» **Requirement**
Identify all lines below that hold "JSON" and collect them.

========================================

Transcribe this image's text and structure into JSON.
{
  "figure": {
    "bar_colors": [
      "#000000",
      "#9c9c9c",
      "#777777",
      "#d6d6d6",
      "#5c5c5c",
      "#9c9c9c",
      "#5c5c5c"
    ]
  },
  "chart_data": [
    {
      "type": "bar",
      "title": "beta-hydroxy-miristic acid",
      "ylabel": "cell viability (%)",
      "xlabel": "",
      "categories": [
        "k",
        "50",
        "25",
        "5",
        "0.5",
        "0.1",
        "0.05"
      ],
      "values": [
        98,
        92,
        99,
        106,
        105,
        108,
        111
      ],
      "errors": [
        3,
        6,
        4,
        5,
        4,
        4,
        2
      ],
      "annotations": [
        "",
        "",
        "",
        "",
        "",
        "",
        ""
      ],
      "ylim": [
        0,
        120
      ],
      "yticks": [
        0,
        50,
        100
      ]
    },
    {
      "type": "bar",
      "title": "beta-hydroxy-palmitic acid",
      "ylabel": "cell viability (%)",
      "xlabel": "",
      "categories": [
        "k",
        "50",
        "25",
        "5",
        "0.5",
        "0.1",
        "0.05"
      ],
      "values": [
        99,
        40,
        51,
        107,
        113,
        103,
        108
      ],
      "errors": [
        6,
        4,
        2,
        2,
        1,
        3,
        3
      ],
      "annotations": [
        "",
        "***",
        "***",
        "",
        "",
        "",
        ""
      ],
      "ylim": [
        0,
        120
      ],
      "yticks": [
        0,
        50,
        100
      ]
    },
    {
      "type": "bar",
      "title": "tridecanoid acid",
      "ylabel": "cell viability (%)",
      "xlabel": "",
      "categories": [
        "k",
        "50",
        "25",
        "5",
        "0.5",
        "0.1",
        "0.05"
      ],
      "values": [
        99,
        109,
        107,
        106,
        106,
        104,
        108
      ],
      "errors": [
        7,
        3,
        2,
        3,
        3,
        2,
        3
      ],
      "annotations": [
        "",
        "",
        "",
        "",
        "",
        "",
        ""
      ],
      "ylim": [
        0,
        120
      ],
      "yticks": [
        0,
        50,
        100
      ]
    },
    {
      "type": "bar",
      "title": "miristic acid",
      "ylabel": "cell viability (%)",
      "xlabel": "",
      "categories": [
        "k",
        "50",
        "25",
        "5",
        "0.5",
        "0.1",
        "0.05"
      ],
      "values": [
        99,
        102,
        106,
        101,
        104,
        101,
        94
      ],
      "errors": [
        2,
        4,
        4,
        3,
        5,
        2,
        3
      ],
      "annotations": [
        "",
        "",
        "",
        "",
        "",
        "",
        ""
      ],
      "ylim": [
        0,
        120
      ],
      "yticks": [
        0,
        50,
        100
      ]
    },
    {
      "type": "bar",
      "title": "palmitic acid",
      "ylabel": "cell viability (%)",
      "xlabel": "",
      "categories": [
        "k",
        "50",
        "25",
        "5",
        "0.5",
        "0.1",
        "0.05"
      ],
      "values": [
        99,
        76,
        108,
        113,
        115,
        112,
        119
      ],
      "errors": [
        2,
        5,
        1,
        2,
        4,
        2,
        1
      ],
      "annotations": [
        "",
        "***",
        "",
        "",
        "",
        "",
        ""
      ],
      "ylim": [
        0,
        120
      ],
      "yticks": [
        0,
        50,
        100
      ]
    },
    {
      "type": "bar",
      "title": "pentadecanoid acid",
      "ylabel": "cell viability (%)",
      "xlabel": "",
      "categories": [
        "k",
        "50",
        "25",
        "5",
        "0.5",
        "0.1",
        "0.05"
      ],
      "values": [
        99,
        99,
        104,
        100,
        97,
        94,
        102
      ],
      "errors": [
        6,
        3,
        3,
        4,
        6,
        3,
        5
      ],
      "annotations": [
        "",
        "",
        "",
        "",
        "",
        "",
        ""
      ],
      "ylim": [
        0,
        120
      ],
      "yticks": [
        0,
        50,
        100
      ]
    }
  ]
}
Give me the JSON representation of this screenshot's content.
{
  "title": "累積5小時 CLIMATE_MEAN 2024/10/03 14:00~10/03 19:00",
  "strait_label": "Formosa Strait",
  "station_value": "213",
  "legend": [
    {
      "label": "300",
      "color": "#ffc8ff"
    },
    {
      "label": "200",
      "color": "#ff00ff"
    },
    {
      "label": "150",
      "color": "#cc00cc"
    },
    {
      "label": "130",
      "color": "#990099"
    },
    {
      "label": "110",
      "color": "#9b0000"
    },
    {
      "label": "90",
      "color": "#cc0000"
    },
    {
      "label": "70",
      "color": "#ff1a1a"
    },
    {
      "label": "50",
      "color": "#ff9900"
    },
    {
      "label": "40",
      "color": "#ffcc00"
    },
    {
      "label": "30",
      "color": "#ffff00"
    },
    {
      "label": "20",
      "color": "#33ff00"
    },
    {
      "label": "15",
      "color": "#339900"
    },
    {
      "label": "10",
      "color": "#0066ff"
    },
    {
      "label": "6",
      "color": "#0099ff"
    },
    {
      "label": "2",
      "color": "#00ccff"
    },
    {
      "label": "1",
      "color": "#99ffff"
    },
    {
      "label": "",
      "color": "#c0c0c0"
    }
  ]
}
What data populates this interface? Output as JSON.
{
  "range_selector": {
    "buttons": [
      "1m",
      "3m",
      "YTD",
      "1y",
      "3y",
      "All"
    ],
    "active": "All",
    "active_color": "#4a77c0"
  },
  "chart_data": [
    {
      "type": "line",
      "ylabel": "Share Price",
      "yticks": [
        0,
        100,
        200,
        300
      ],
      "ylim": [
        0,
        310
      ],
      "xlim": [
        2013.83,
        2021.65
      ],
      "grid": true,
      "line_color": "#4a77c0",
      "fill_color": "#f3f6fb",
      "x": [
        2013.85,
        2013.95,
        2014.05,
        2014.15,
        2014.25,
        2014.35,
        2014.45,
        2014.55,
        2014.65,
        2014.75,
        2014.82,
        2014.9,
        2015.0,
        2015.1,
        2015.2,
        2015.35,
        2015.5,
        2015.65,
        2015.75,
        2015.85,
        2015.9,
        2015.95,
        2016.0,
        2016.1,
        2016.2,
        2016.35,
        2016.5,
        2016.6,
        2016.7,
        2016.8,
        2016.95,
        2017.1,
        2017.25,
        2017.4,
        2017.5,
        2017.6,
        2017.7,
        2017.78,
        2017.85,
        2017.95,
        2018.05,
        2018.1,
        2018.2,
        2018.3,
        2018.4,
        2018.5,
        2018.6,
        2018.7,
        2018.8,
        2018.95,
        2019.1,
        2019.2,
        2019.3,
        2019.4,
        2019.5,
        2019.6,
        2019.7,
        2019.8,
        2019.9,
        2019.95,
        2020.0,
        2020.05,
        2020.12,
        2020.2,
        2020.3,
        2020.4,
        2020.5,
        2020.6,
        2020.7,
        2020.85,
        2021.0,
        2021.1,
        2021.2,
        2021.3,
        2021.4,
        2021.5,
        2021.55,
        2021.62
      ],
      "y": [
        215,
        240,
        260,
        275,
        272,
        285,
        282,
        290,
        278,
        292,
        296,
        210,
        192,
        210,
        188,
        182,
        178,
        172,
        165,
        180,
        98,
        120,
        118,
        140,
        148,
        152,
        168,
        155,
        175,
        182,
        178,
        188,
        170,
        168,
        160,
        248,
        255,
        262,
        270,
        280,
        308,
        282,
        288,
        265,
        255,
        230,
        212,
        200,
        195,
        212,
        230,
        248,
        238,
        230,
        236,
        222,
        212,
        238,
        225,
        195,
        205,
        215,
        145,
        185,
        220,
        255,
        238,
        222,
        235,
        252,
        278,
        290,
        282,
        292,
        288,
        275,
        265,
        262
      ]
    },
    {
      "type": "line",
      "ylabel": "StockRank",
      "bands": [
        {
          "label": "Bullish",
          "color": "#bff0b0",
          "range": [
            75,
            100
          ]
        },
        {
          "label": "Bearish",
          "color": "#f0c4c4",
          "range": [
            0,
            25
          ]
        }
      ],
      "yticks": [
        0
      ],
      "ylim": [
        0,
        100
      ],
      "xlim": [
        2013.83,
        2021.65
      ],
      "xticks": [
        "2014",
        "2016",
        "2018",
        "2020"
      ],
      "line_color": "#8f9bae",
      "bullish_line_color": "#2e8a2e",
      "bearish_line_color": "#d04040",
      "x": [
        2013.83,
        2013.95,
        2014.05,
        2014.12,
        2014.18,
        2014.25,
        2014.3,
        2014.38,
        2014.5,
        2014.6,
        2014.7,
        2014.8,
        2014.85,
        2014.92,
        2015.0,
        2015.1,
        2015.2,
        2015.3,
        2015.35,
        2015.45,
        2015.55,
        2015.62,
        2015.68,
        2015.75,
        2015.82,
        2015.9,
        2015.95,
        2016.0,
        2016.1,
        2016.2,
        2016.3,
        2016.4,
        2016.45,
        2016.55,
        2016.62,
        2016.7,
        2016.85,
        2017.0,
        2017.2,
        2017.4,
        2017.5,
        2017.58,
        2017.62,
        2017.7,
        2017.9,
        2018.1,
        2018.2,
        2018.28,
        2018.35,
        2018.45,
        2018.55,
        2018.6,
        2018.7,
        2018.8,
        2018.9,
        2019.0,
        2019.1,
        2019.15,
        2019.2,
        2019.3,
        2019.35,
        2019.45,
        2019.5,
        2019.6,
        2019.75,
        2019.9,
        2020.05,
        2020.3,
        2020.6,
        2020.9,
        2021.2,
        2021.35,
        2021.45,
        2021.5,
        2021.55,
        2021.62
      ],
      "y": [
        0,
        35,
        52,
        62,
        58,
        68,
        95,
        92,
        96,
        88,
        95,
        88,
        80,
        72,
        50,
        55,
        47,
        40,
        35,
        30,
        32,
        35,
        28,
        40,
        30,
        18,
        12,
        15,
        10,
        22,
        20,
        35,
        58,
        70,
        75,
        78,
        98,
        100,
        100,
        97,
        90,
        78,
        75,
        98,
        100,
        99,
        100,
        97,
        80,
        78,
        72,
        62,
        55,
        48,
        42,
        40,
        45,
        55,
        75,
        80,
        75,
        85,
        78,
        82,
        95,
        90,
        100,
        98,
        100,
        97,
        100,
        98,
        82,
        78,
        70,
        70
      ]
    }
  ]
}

========================================

» **Solution for this exercise**
Transcribe this image's text and structure into JSON.
Give me the JSON representation of this screenshot's content.
What data populates this interface? Output as JSON.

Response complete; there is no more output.